[Stated goal]: Restate the full set of records exactly, word for word.

[Task material]:

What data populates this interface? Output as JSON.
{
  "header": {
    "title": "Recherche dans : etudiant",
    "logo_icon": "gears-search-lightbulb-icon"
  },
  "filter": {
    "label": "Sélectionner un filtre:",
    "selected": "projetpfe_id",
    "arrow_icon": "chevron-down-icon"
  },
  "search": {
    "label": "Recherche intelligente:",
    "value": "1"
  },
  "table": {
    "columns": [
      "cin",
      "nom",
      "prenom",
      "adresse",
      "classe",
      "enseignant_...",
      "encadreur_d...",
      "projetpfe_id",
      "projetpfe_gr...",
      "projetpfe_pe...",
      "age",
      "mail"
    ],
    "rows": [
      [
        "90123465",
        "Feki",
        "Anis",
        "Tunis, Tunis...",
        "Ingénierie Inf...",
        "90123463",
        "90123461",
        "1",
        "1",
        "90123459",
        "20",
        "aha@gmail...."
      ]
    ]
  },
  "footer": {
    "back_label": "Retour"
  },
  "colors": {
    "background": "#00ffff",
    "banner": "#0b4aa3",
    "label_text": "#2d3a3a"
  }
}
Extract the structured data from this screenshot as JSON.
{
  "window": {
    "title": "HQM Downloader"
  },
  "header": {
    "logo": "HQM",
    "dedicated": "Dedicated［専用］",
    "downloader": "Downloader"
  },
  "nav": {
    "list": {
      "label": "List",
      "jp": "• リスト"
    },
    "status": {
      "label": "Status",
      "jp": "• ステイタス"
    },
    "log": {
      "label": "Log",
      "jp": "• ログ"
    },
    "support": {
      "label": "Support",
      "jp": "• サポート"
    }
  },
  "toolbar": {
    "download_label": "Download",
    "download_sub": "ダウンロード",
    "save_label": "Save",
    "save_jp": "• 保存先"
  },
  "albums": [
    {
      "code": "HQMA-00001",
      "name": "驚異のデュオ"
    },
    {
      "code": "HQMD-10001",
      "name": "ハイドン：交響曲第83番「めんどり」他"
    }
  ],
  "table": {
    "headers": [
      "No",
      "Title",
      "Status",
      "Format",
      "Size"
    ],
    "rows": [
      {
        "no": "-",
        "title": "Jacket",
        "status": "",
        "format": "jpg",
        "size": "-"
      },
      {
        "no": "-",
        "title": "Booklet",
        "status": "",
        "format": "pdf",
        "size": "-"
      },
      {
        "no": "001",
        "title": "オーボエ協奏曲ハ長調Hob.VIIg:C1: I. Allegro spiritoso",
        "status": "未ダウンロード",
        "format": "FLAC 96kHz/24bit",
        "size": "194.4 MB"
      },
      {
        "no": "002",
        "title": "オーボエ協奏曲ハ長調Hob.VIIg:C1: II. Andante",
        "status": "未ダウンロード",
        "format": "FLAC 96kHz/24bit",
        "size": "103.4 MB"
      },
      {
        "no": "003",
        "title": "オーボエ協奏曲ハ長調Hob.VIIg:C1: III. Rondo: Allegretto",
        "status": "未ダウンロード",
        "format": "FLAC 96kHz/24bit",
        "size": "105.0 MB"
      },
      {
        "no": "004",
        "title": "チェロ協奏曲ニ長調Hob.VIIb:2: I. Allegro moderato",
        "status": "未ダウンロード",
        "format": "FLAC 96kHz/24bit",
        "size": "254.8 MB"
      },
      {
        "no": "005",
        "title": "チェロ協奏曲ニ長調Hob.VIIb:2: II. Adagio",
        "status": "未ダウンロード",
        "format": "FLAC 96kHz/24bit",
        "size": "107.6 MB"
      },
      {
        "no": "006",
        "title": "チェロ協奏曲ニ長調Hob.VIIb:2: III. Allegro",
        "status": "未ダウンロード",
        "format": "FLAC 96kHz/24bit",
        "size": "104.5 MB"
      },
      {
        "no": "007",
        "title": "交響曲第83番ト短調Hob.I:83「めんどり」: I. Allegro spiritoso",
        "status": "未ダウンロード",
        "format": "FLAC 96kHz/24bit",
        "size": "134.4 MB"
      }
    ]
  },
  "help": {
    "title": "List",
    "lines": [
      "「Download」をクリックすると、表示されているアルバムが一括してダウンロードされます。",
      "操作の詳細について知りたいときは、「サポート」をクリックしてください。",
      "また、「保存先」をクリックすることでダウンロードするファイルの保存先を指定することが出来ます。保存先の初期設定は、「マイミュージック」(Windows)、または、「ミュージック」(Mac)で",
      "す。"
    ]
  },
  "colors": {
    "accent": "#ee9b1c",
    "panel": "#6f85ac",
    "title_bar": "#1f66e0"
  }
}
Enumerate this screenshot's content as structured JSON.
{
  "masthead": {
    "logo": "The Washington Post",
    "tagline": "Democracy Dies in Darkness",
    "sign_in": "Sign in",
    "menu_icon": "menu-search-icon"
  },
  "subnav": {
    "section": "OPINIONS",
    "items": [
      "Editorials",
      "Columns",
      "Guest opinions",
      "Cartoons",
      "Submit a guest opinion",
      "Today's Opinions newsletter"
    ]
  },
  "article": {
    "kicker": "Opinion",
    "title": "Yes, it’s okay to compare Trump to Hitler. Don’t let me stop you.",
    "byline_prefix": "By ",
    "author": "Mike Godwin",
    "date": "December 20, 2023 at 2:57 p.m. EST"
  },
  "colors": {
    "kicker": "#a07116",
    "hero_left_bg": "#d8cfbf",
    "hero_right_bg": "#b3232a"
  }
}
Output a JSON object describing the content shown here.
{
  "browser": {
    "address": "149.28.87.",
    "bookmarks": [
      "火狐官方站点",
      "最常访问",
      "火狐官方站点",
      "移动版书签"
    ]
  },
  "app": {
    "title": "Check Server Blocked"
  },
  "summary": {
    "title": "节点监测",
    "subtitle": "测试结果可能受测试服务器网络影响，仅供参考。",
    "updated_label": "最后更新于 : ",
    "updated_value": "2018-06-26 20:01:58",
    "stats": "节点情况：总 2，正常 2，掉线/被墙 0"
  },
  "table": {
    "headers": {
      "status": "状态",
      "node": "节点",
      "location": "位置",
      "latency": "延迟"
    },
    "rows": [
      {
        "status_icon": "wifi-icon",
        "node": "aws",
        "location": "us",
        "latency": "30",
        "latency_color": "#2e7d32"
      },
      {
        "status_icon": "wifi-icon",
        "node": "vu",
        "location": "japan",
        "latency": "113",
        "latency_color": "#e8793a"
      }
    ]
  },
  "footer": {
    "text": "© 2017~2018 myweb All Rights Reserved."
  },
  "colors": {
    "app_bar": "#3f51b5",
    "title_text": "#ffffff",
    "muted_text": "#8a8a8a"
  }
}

[Reply to the exercise]:
What data populates this interface? Output as JSON.
{
  "header": {
    "title": "Recherche dans : etudiant",
    "logo_icon": "gears-search-lightbulb-icon"
  },
  "filter": {
    "label": "Sélectionner un filtre:",
    "selected": "projetpfe_id",
    "arrow_icon": "chevron-down-icon"
  },
  "search": {
    "label": "Recherche intelligente:",
    "value": "1"
  },
  "table": {
    "columns": [
      "cin",
      "nom",
      "prenom",
      "adresse",
      "classe",
      "enseignant_...",
      "encadreur_d...",
      "projetpfe_id",
      "projetpfe_gr...",
      "projetpfe_pe...",
      "age",
      "mail"
    ],
    "rows": [
      [
        "90123465",
        "Feki",
        "Anis",
        "Tunis, Tunis...",
        "Ingénierie Inf...",
        "90123463",
        "90123461",
        "1",
        "1",
        "90123459",
        "20",
        "aha@gmail...."
      ]
    ]
  },
  "footer": {
    "back_label": "Retour"
  },
  "colors": {
    "background": "#00ffff",
    "banner": "#0b4aa3",
    "label_text": "#2d3a3a"
  }
}
Extract the structured data from this screenshot as JSON.
{
  "window": {
    "title": "HQM Downloader"
  },
  "header": {
    "logo": "HQM",
    "dedicated": "Dedicated［専用］",
    "downloader": "Downloader"
  },
  "nav": {
    "list": {
      "label": "List",
      "jp": "• リスト"
    },
    "status": {
      "label": "Status",
      "jp": "• ステイタス"
    },
    "log": {
      "label": "Log",
      "jp": "• ログ"
    },
    "support": {
      "label": "Support",
      "jp": "• サポート"
    }
  },
  "toolbar": {
    "download_label": "Download",
    "download_sub": "ダウンロード",
    "save_label": "Save",
    "save_jp": "• 保存先"
  },
  "albums": [
    {
      "code": "HQMA-00001",
      "name": "驚異のデュオ"
    },
    {
      "code": "HQMD-10001",
      "name": "ハイドン：交響曲第83番「めんどり」他"
    }
  ],
  "table": {
    "headers": [
      "No",
      "Title",
      "Status",
      "Format",
      "Size"
    ],
    "rows": [
      {
        "no": "-",
        "title": "Jacket",
        "status": "",
        "format": "jpg",
        "size": "-"
      },
      {
        "no": "-",
        "title": "Booklet",
        "status": "",
        "format": "pdf",
        "size": "-"
      },
      {
        "no": "001",
        "title": "オーボエ協奏曲ハ長調Hob.VIIg:C1: I. Allegro spiritoso",
        "status": "未ダウンロード",
        "format": "FLAC 96kHz/24bit",
        "size": "194.4 MB"
      },
      {
        "no": "002",
        "title": "オーボエ協奏曲ハ長調Hob.VIIg:C1: II. Andante",
        "status": "未ダウンロード",
        "format": "FLAC 96kHz/24bit",
        "size": "103.4 MB"
      },
      {
        "no": "003",
        "title": "オーボエ協奏曲ハ長調Hob.VIIg:C1: III. Rondo: Allegretto",
        "status": "未ダウンロード",
        "format": "FLAC 96kHz/24bit",
        "size": "105.0 MB"
      },
      {
        "no": "004",
        "title": "チェロ協奏曲ニ長調Hob.VIIb:2: I. Allegro moderato",
        "status": "未ダウンロード",
        "format": "FLAC 96kHz/24bit",
        "size": "254.8 MB"
      },
      {
        "no": "005",
        "title": "チェロ協奏曲ニ長調Hob.VIIb:2: II. Adagio",
        "status": "未ダウンロード",
        "format": "FLAC 96kHz/24bit",
        "size": "107.6 MB"
      },
      {
        "no": "006",
        "title": "チェロ協奏曲ニ長調Hob.VIIb:2: III. Allegro",
        "status": "未ダウンロード",
        "format": "FLAC 96kHz/24bit",
        "size": "104.5 MB"
      },
      {
        "no": "007",
        "title": "交響曲第83番ト短調Hob.I:83「めんどり」: I. Allegro spiritoso",
        "status": "未ダウンロード",
        "format": "FLAC 96kHz/24bit",
        "size": "134.4 MB"
      }
    ]
  },
  "help": {
    "title": "List",
    "lines": [
      "「Download」をクリックすると、表示されているアルバムが一括してダウンロードされます。",
      "操作の詳細について知りたいときは、「サポート」をクリックしてください。",
      "また、「保存先」をクリックすることでダウンロードするファイルの保存先を指定することが出来ます。保存先の初期設定は、「マイミュージック」(Windows)、または、「ミュージック」(Mac)で",
      "す。"
    ]
  },
  "colors": {
    "accent": "#ee9b1c",
    "panel": "#6f85ac",
    "title_bar": "#1f66e0"
  }
}
Enumerate this screenshot's content as structured JSON.
{
  "masthead": {
    "logo": "The Washington Post",
    "tagline": "Democracy Dies in Darkness",
    "sign_in": "Sign in",
    "menu_icon": "menu-search-icon"
  },
  "subnav": {
    "section": "OPINIONS",
    "items": [
      "Editorials",
      "Columns",
      "Guest opinions",
      "Cartoons",
      "Submit a guest opinion",
      "Today's Opinions newsletter"
    ]
  },
  "article": {
    "kicker": "Opinion",
    "title": "Yes, it’s okay to compare Trump to Hitler. Don’t let me stop you.",
    "byline_prefix": "By ",
    "author": "Mike Godwin",
    "date": "December 20, 2023 at 2:57 p.m. EST"
  },
  "colors": {
    "kicker": "#a07116",
    "hero_left_bg": "#d8cfbf",
    "hero_right_bg": "#b3232a"
  }
}
Output a JSON object describing the content shown here.
{
  "browser": {
    "address": "149.28.87.",
    "bookmarks": [
      "火狐官方站点",
      "最常访问",
      "火狐官方站点",
      "移动版书签"
    ]
  },
  "app": {
    "title": "Check Server Blocked"
  },
  "summary": {
    "title": "节点监测",
    "subtitle": "测试结果可能受测试服务器网络影响，仅供参考。",
    "updated_label": "最后更新于 : ",
    "updated_value": "2018-06-26 20:01:58",
    "stats": "节点情况：总 2，正常 2，掉线/被墙 0"
  },
  "table": {
    "headers": {
      "status": "状态",
      "node": "节点",
      "location": "位置",
      "latency": "延迟"
    },
    "rows": [
      {
        "status_icon": "wifi-icon",
        "node": "aws",
        "location": "us",
        "latency": "30",
        "latency_color": "#2e7d32"
      },
      {
        "status_icon": "wifi-icon",
        "node": "vu",
        "location": "japan",
        "latency": "113",
        "latency_color": "#e8793a"
      }
    ]
  },
  "footer": {
    "text": "© 2017~2018 myweb All Rights Reserved."
  },
  "colors": {
    "app_bar": "#3f51b5",
    "title_text": "#ffffff",
    "muted_text": "#8a8a8a"
  }
}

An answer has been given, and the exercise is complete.